> Written task: Report how many lines of these entries hold the string "JSON"; reply with the number alone.

> Supplied records:
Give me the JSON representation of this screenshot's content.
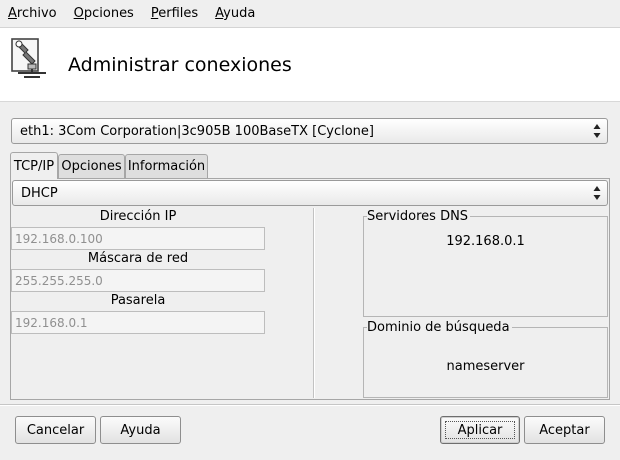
{
  "menu": {
    "items": [
      {
        "first": "A",
        "rest": "rchivo"
      },
      {
        "first": "O",
        "rest": "pciones"
      },
      {
        "first": "P",
        "rest": "erfiles"
      },
      {
        "first": "A",
        "rest": "yuda"
      }
    ]
  },
  "header": {
    "title": "Administrar conexiones",
    "icon": "network-tool-icon"
  },
  "interface_select": {
    "value": "eth1: 3Com Corporation|3c905B 100BaseTX [Cyclone]"
  },
  "tabs": [
    {
      "label": "TCP/IP",
      "active": true
    },
    {
      "label": "Opciones",
      "active": false
    },
    {
      "label": "Información",
      "active": false
    }
  ],
  "tcpip": {
    "mode": "DHCP",
    "ip_label": "Dirección IP",
    "ip_value": "192.168.0.100",
    "mask_label": "Máscara de red",
    "mask_value": "255.255.255.0",
    "gateway_label": "Pasarela",
    "gateway_value": "192.168.0.1",
    "dns_title": "Servidores DNS",
    "dns_value": "192.168.0.1",
    "domain_title": "Dominio de búsqueda",
    "domain_value": "nameserver"
  },
  "buttons": {
    "cancel": "Cancelar",
    "help": "Ayuda",
    "apply": "Aplicar",
    "accept": "Aceptar"
  },
  "colors": {
    "window_bg": "#efefef",
    "header_bg": "#ffffff",
    "disabled_text": "#909090"
  }
}
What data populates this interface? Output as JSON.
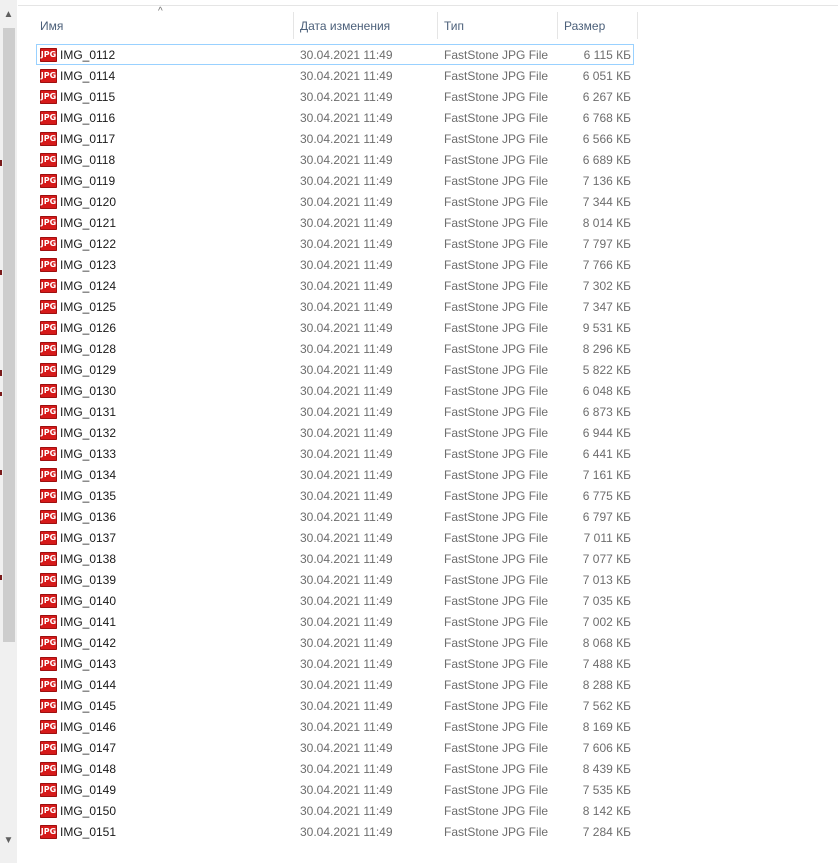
{
  "header": {
    "name": "Имя",
    "date": "Дата изменения",
    "type": "Тип",
    "size": "Размер",
    "sort_icon": "sort-ascending-icon"
  },
  "icons": {
    "file_icon": "jpg-file-icon",
    "file_icon_label": "JPG",
    "file_icon_color": "#d61a1a",
    "scroll_up": "▲",
    "scroll_down": "▼"
  },
  "colors": {
    "focus_border": "#99d1ff",
    "header_text": "#4c607a"
  },
  "files": [
    {
      "name": "IMG_0112",
      "date": "30.04.2021 11:49",
      "type": "FastStone JPG File",
      "size": "6 115 КБ"
    },
    {
      "name": "IMG_0114",
      "date": "30.04.2021 11:49",
      "type": "FastStone JPG File",
      "size": "6 051 КБ"
    },
    {
      "name": "IMG_0115",
      "date": "30.04.2021 11:49",
      "type": "FastStone JPG File",
      "size": "6 267 КБ"
    },
    {
      "name": "IMG_0116",
      "date": "30.04.2021 11:49",
      "type": "FastStone JPG File",
      "size": "6 768 КБ"
    },
    {
      "name": "IMG_0117",
      "date": "30.04.2021 11:49",
      "type": "FastStone JPG File",
      "size": "6 566 КБ"
    },
    {
      "name": "IMG_0118",
      "date": "30.04.2021 11:49",
      "type": "FastStone JPG File",
      "size": "6 689 КБ"
    },
    {
      "name": "IMG_0119",
      "date": "30.04.2021 11:49",
      "type": "FastStone JPG File",
      "size": "7 136 КБ"
    },
    {
      "name": "IMG_0120",
      "date": "30.04.2021 11:49",
      "type": "FastStone JPG File",
      "size": "7 344 КБ"
    },
    {
      "name": "IMG_0121",
      "date": "30.04.2021 11:49",
      "type": "FastStone JPG File",
      "size": "8 014 КБ"
    },
    {
      "name": "IMG_0122",
      "date": "30.04.2021 11:49",
      "type": "FastStone JPG File",
      "size": "7 797 КБ"
    },
    {
      "name": "IMG_0123",
      "date": "30.04.2021 11:49",
      "type": "FastStone JPG File",
      "size": "7 766 КБ"
    },
    {
      "name": "IMG_0124",
      "date": "30.04.2021 11:49",
      "type": "FastStone JPG File",
      "size": "7 302 КБ"
    },
    {
      "name": "IMG_0125",
      "date": "30.04.2021 11:49",
      "type": "FastStone JPG File",
      "size": "7 347 КБ"
    },
    {
      "name": "IMG_0126",
      "date": "30.04.2021 11:49",
      "type": "FastStone JPG File",
      "size": "9 531 КБ"
    },
    {
      "name": "IMG_0128",
      "date": "30.04.2021 11:49",
      "type": "FastStone JPG File",
      "size": "8 296 КБ"
    },
    {
      "name": "IMG_0129",
      "date": "30.04.2021 11:49",
      "type": "FastStone JPG File",
      "size": "5 822 КБ"
    },
    {
      "name": "IMG_0130",
      "date": "30.04.2021 11:49",
      "type": "FastStone JPG File",
      "size": "6 048 КБ"
    },
    {
      "name": "IMG_0131",
      "date": "30.04.2021 11:49",
      "type": "FastStone JPG File",
      "size": "6 873 КБ"
    },
    {
      "name": "IMG_0132",
      "date": "30.04.2021 11:49",
      "type": "FastStone JPG File",
      "size": "6 944 КБ"
    },
    {
      "name": "IMG_0133",
      "date": "30.04.2021 11:49",
      "type": "FastStone JPG File",
      "size": "6 441 КБ"
    },
    {
      "name": "IMG_0134",
      "date": "30.04.2021 11:49",
      "type": "FastStone JPG File",
      "size": "7 161 КБ"
    },
    {
      "name": "IMG_0135",
      "date": "30.04.2021 11:49",
      "type": "FastStone JPG File",
      "size": "6 775 КБ"
    },
    {
      "name": "IMG_0136",
      "date": "30.04.2021 11:49",
      "type": "FastStone JPG File",
      "size": "6 797 КБ"
    },
    {
      "name": "IMG_0137",
      "date": "30.04.2021 11:49",
      "type": "FastStone JPG File",
      "size": "7 011 КБ"
    },
    {
      "name": "IMG_0138",
      "date": "30.04.2021 11:49",
      "type": "FastStone JPG File",
      "size": "7 077 КБ"
    },
    {
      "name": "IMG_0139",
      "date": "30.04.2021 11:49",
      "type": "FastStone JPG File",
      "size": "7 013 КБ"
    },
    {
      "name": "IMG_0140",
      "date": "30.04.2021 11:49",
      "type": "FastStone JPG File",
      "size": "7 035 КБ"
    },
    {
      "name": "IMG_0141",
      "date": "30.04.2021 11:49",
      "type": "FastStone JPG File",
      "size": "7 002 КБ"
    },
    {
      "name": "IMG_0142",
      "date": "30.04.2021 11:49",
      "type": "FastStone JPG File",
      "size": "8 068 КБ"
    },
    {
      "name": "IMG_0143",
      "date": "30.04.2021 11:49",
      "type": "FastStone JPG File",
      "size": "7 488 КБ"
    },
    {
      "name": "IMG_0144",
      "date": "30.04.2021 11:49",
      "type": "FastStone JPG File",
      "size": "8 288 КБ"
    },
    {
      "name": "IMG_0145",
      "date": "30.04.2021 11:49",
      "type": "FastStone JPG File",
      "size": "7 562 КБ"
    },
    {
      "name": "IMG_0146",
      "date": "30.04.2021 11:49",
      "type": "FastStone JPG File",
      "size": "8 169 КБ"
    },
    {
      "name": "IMG_0147",
      "date": "30.04.2021 11:49",
      "type": "FastStone JPG File",
      "size": "7 606 КБ"
    },
    {
      "name": "IMG_0148",
      "date": "30.04.2021 11:49",
      "type": "FastStone JPG File",
      "size": "8 439 КБ"
    },
    {
      "name": "IMG_0149",
      "date": "30.04.2021 11:49",
      "type": "FastStone JPG File",
      "size": "7 535 КБ"
    },
    {
      "name": "IMG_0150",
      "date": "30.04.2021 11:49",
      "type": "FastStone JPG File",
      "size": "8 142 КБ"
    },
    {
      "name": "IMG_0151",
      "date": "30.04.2021 11:49",
      "type": "FastStone JPG File",
      "size": "7 284 КБ"
    }
  ]
}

> Result of the task: 2